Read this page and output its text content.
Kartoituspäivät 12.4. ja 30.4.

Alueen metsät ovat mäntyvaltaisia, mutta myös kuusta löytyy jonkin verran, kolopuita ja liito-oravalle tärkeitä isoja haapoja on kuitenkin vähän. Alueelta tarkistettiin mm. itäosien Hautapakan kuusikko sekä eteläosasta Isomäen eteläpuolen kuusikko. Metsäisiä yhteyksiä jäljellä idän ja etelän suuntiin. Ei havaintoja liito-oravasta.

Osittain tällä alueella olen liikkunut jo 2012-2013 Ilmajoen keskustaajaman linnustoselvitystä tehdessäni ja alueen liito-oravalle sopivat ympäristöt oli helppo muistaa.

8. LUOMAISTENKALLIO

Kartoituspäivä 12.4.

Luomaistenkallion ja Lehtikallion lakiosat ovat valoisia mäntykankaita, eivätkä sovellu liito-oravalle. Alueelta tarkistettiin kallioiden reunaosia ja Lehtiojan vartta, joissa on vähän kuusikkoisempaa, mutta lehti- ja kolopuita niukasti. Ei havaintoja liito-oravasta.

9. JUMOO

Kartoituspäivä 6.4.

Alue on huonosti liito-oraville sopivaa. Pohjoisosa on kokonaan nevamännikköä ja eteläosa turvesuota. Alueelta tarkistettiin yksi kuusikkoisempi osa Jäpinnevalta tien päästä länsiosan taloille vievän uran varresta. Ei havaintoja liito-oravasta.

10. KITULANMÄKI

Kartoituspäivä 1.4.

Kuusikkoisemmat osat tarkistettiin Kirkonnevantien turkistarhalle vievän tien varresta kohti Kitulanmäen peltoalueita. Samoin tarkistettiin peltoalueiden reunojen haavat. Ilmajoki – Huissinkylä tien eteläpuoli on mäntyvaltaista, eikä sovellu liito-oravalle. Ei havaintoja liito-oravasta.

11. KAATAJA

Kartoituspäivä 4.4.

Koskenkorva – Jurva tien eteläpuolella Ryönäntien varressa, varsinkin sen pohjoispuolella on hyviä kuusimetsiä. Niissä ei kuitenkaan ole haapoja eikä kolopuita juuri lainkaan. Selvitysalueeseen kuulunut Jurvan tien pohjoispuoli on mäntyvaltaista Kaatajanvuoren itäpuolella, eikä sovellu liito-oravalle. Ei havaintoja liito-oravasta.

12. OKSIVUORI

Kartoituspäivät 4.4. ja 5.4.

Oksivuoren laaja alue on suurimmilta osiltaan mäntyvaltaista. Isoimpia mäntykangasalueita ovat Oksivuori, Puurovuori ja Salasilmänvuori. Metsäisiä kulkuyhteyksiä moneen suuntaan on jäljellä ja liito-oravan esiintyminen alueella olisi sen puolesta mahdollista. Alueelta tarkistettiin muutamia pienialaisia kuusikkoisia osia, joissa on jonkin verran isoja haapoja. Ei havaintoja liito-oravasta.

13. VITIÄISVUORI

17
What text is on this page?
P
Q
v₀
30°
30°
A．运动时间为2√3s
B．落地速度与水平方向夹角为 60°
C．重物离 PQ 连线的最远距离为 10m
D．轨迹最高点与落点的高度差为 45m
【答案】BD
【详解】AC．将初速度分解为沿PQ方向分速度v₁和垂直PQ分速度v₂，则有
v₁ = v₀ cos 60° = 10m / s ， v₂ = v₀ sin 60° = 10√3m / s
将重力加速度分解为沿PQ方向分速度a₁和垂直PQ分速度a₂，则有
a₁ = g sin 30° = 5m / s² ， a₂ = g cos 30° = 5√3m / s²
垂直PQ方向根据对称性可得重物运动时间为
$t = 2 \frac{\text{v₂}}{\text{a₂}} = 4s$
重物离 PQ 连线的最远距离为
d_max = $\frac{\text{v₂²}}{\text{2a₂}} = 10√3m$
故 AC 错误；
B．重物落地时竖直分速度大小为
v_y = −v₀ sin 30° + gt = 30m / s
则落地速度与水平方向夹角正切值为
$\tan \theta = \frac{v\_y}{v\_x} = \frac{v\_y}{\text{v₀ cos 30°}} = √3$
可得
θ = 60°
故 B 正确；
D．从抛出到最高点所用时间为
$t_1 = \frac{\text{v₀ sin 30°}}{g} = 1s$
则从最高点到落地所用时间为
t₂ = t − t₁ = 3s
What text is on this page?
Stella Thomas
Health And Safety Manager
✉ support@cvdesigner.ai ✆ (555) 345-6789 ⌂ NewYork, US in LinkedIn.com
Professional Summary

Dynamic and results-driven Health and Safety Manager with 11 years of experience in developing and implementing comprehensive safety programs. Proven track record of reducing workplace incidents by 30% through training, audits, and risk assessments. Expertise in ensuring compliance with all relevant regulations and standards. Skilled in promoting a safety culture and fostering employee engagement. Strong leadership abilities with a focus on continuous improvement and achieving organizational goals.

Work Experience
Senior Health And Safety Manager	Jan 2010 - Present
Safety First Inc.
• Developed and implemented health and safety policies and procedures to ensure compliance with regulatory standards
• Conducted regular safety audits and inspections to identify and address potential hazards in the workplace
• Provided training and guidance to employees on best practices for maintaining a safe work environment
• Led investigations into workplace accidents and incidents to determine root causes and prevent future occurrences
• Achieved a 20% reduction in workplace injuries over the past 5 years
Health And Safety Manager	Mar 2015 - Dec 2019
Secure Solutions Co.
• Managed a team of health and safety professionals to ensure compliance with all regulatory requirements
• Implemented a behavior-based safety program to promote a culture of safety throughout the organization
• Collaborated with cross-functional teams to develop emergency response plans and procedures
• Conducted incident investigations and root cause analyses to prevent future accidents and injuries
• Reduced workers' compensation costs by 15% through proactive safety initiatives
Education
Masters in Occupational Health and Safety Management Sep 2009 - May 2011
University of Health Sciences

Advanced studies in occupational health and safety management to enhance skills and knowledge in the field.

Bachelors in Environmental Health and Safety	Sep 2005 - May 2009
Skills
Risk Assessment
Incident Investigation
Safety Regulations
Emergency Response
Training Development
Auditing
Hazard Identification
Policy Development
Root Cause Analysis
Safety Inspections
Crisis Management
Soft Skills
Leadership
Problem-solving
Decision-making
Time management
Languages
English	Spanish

:: REQUIREMENT ::
Copy out every line in the listing where the word "mutta" appears.

:: TASK SOLUTION ::
Alueen metsät ovat mäntyvaltaisia, mutta myös kuusta löytyy jonkin verran, kolopuita ja liito-oravalle tärkeitä isoja haapoja on kuitenkin vähän. Alueelta tarkistettiin mm. itäosien Hautapakan kuusikko sekä eteläosasta Isomäen eteläpuolen kuusikko. Metsäisiä yhteyksiä jäljellä idän ja etelän suuntiin. Ei havaintoja liito-oravasta.
Luomaistenkallion ja Lehtikallion lakiosat ovat valoisia mäntykankaita, eivätkä sovellu liito-oravalle. Alueelta tarkistettiin kallioiden reunaosia ja Lehtiojan vartta, joissa on vähän kuusikkoisempaa, mutta lehti- ja kolopuita niukasti. Ei havaintoja liito-oravasta.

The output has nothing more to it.